— GOAL OF THE EXERCISE —
Please print every record below exactly as it appears.

— PROVIDED DATA —
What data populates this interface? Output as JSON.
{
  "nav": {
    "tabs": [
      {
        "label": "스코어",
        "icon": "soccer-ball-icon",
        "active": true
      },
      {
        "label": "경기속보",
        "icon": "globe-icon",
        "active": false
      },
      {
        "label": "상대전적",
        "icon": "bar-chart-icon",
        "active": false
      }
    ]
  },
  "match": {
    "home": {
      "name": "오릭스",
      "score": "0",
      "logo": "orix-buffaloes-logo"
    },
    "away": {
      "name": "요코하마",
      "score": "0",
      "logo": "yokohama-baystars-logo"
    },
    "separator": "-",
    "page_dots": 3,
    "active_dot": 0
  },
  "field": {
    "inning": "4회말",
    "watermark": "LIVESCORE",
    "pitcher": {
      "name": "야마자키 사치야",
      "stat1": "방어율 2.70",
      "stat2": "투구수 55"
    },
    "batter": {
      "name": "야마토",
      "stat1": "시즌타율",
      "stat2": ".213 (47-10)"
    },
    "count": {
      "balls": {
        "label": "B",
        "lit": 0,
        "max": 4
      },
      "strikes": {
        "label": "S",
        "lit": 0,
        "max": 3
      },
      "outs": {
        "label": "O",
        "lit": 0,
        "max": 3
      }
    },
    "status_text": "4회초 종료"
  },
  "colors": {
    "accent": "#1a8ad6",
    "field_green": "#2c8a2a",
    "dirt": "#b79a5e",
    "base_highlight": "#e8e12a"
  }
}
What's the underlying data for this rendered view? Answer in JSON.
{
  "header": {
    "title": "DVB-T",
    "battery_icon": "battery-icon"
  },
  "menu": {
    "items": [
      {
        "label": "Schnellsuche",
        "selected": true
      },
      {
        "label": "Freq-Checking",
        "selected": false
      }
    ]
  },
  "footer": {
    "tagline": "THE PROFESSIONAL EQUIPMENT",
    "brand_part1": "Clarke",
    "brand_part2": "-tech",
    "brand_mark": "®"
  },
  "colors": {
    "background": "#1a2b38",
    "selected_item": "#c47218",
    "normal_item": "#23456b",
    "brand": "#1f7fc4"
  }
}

— RESPONSE TO THIS TASK —
What data populates this interface? Output as JSON.
{
  "nav": {
    "tabs": [
      {
        "label": "스코어",
        "icon": "soccer-ball-icon",
        "active": true
      },
      {
        "label": "경기속보",
        "icon": "globe-icon",
        "active": false
      },
      {
        "label": "상대전적",
        "icon": "bar-chart-icon",
        "active": false
      }
    ]
  },
  "match": {
    "home": {
      "name": "오릭스",
      "score": "0",
      "logo": "orix-buffaloes-logo"
    },
    "away": {
      "name": "요코하마",
      "score": "0",
      "logo": "yokohama-baystars-logo"
    },
    "separator": "-",
    "page_dots": 3,
    "active_dot": 0
  },
  "field": {
    "inning": "4회말",
    "watermark": "LIVESCORE",
    "pitcher": {
      "name": "야마자키 사치야",
      "stat1": "방어율 2.70",
      "stat2": "투구수 55"
    },
    "batter": {
      "name": "야마토",
      "stat1": "시즌타율",
      "stat2": ".213 (47-10)"
    },
    "count": {
      "balls": {
        "label": "B",
        "lit": 0,
        "max": 4
      },
      "strikes": {
        "label": "S",
        "lit": 0,
        "max": 3
      },
      "outs": {
        "label": "O",
        "lit": 0,
        "max": 3
      }
    },
    "status_text": "4회초 종료"
  },
  "colors": {
    "accent": "#1a8ad6",
    "field_green": "#2c8a2a",
    "dirt": "#b79a5e",
    "base_highlight": "#e8e12a"
  }
}
What's the underlying data for this rendered view? Answer in JSON.
{
  "header": {
    "title": "DVB-T",
    "battery_icon": "battery-icon"
  },
  "menu": {
    "items": [
      {
        "label": "Schnellsuche",
        "selected": true
      },
      {
        "label": "Freq-Checking",
        "selected": false
      }
    ]
  },
  "footer": {
    "tagline": "THE PROFESSIONAL EQUIPMENT",
    "brand_part1": "Clarke",
    "brand_part2": "-tech",
    "brand_mark": "®"
  },
  "colors": {
    "background": "#1a2b38",
    "selected_item": "#c47218",
    "normal_item": "#23456b",
    "brand": "#1f7fc4"
  }
}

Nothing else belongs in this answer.